-- Start Dataset rows --

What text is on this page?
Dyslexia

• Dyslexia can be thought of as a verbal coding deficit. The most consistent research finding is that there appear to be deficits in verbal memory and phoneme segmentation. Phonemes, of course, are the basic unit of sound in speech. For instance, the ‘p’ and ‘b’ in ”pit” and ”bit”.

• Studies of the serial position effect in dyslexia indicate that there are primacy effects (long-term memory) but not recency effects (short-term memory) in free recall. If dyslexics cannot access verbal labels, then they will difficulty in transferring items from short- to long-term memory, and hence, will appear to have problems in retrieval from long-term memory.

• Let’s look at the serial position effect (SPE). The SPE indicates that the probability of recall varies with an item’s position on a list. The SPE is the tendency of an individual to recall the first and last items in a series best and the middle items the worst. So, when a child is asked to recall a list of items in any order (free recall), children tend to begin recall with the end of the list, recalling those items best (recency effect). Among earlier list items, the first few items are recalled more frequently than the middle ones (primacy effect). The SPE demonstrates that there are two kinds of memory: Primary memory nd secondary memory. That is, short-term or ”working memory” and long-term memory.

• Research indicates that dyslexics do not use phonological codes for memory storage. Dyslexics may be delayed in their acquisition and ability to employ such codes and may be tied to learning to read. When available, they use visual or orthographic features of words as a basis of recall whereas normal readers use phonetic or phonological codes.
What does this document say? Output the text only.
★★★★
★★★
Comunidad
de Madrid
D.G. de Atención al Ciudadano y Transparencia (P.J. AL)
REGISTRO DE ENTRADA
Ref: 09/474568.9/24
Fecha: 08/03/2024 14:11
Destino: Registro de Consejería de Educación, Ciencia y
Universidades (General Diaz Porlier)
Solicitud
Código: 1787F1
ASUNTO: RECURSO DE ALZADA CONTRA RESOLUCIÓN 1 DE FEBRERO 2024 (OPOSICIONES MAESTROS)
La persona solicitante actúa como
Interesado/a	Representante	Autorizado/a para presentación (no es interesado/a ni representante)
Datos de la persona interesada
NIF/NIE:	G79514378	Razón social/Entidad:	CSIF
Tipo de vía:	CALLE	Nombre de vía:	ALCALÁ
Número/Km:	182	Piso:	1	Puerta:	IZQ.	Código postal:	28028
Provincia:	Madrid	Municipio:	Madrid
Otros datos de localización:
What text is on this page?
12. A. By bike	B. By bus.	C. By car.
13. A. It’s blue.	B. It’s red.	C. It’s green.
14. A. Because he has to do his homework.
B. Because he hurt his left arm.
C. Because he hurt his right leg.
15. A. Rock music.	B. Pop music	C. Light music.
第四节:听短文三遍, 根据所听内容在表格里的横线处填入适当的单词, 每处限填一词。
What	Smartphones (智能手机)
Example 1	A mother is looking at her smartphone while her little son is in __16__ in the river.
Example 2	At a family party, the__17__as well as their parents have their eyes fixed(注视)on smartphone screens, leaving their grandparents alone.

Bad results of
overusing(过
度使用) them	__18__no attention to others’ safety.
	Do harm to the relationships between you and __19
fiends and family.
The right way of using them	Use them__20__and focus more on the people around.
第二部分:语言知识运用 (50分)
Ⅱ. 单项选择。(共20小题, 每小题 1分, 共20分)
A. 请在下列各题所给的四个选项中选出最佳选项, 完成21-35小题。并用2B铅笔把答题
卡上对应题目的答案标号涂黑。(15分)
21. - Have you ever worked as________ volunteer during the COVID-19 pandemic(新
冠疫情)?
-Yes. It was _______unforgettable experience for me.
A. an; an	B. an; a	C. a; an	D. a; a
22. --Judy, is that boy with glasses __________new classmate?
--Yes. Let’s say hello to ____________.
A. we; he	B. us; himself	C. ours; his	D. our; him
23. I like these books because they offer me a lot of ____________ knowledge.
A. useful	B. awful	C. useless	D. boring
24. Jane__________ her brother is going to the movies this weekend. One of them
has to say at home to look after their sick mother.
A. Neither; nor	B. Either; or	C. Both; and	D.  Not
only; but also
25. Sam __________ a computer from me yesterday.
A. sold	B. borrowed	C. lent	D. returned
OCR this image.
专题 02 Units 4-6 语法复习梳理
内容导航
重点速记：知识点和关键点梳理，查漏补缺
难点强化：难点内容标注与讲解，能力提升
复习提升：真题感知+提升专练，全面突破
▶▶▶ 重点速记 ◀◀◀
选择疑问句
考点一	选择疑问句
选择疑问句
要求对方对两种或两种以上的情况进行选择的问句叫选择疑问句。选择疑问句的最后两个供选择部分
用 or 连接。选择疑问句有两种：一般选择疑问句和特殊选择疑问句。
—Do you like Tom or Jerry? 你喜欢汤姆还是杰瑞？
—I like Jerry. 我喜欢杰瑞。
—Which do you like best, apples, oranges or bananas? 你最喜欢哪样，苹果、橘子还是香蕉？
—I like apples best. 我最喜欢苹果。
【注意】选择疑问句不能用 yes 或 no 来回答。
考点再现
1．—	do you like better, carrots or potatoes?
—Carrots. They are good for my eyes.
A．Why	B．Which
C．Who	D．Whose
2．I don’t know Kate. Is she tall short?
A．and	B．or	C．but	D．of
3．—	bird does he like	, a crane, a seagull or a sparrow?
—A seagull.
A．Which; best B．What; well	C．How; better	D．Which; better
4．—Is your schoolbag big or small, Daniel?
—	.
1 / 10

-- End Dataset rows --

Given request -
Retype all of the material above with every character intact.

Answer -
What text is on this page?
Dyslexia

• Dyslexia can be thought of as a verbal coding deficit. The most consistent research finding is that there appear to be deficits in verbal memory and phoneme segmentation. Phonemes, of course, are the basic unit of sound in speech. For instance, the ‘p’ and ‘b’ in ”pit” and ”bit”.

• Studies of the serial position effect in dyslexia indicate that there are primacy effects (long-term memory) but not recency effects (short-term memory) in free recall. If dyslexics cannot access verbal labels, then they will difficulty in transferring items from short- to long-term memory, and hence, will appear to have problems in retrieval from long-term memory.

• Let’s look at the serial position effect (SPE). The SPE indicates that the probability of recall varies with an item’s position on a list. The SPE is the tendency of an individual to recall the first and last items in a series best and the middle items the worst. So, when a child is asked to recall a list of items in any order (free recall), children tend to begin recall with the end of the list, recalling those items best (recency effect). Among earlier list items, the first few items are recalled more frequently than the middle ones (primacy effect). The SPE demonstrates that there are two kinds of memory: Primary memory nd secondary memory. That is, short-term or ”working memory” and long-term memory.

• Research indicates that dyslexics do not use phonological codes for memory storage. Dyslexics may be delayed in their acquisition and ability to employ such codes and may be tied to learning to read. When available, they use visual or orthographic features of words as a basis of recall whereas normal readers use phonetic or phonological codes.
What does this document say? Output the text only.
★★★★
★★★
Comunidad
de Madrid
D.G. de Atención al Ciudadano y Transparencia (P.J. AL)
REGISTRO DE ENTRADA
Ref: 09/474568.9/24
Fecha: 08/03/2024 14:11
Destino: Registro de Consejería de Educación, Ciencia y
Universidades (General Diaz Porlier)
Solicitud
Código: 1787F1
ASUNTO: RECURSO DE ALZADA CONTRA RESOLUCIÓN 1 DE FEBRERO 2024 (OPOSICIONES MAESTROS)
La persona solicitante actúa como
Interesado/a	Representante	Autorizado/a para presentación (no es interesado/a ni representante)
Datos de la persona interesada
NIF/NIE:	G79514378	Razón social/Entidad:	CSIF
Tipo de vía:	CALLE	Nombre de vía:	ALCALÁ
Número/Km:	182	Piso:	1	Puerta:	IZQ.	Código postal:	28028
Provincia:	Madrid	Municipio:	Madrid
Otros datos de localización:
What text is on this page?
12. A. By bike	B. By bus.	C. By car.
13. A. It’s blue.	B. It’s red.	C. It’s green.
14. A. Because he has to do his homework.
B. Because he hurt his left arm.
C. Because he hurt his right leg.
15. A. Rock music.	B. Pop music	C. Light music.
第四节:听短文三遍, 根据所听内容在表格里的横线处填入适当的单词, 每处限填一词。
What	Smartphones (智能手机)
Example 1	A mother is looking at her smartphone while her little son is in __16__ in the river.
Example 2	At a family party, the__17__as well as their parents have their eyes fixed(注视)on smartphone screens, leaving their grandparents alone.

Bad results of
overusing(过
度使用) them	__18__no attention to others’ safety.
	Do harm to the relationships between you and __19
fiends and family.
The right way of using them	Use them__20__and focus more on the people around.
第二部分:语言知识运用 (50分)
Ⅱ. 单项选择。(共20小题, 每小题 1分, 共20分)
A. 请在下列各题所给的四个选项中选出最佳选项, 完成21-35小题。并用2B铅笔把答题
卡上对应题目的答案标号涂黑。(15分)
21. - Have you ever worked as________ volunteer during the COVID-19 pandemic(新
冠疫情)?
-Yes. It was _______unforgettable experience for me.
A. an; an	B. an; a	C. a; an	D. a; a
22. --Judy, is that boy with glasses __________new classmate?
--Yes. Let’s say hello to ____________.
A. we; he	B. us; himself	C. ours; his	D. our; him
23. I like these books because they offer me a lot of ____________ knowledge.
A. useful	B. awful	C. useless	D. boring
24. Jane__________ her brother is going to the movies this weekend. One of them
has to say at home to look after their sick mother.
A. Neither; nor	B. Either; or	C. Both; and	D.  Not
only; but also
25. Sam __________ a computer from me yesterday.
A. sold	B. borrowed	C. lent	D. returned
OCR this image.
专题 02 Units 4-6 语法复习梳理
内容导航
重点速记：知识点和关键点梳理，查漏补缺
难点强化：难点内容标注与讲解，能力提升
复习提升：真题感知+提升专练，全面突破
▶▶▶ 重点速记 ◀◀◀
选择疑问句
考点一	选择疑问句
选择疑问句
要求对方对两种或两种以上的情况进行选择的问句叫选择疑问句。选择疑问句的最后两个供选择部分
用 or 连接。选择疑问句有两种：一般选择疑问句和特殊选择疑问句。
—Do you like Tom or Jerry? 你喜欢汤姆还是杰瑞？
—I like Jerry. 我喜欢杰瑞。
—Which do you like best, apples, oranges or bananas? 你最喜欢哪样，苹果、橘子还是香蕉？
—I like apples best. 我最喜欢苹果。
【注意】选择疑问句不能用 yes 或 no 来回答。
考点再现
1．—	do you like better, carrots or potatoes?
—Carrots. They are good for my eyes.
A．Why	B．Which
C．Who	D．Whose
2．I don’t know Kate. Is she tall short?
A．and	B．or	C．but	D．of
3．—	bird does he like	, a crane, a seagull or a sparrow?
—A seagull.
A．Which; best B．What; well	C．How; better	D．Which; better
4．—Is your schoolbag big or small, Daniel?
—	.
1 / 10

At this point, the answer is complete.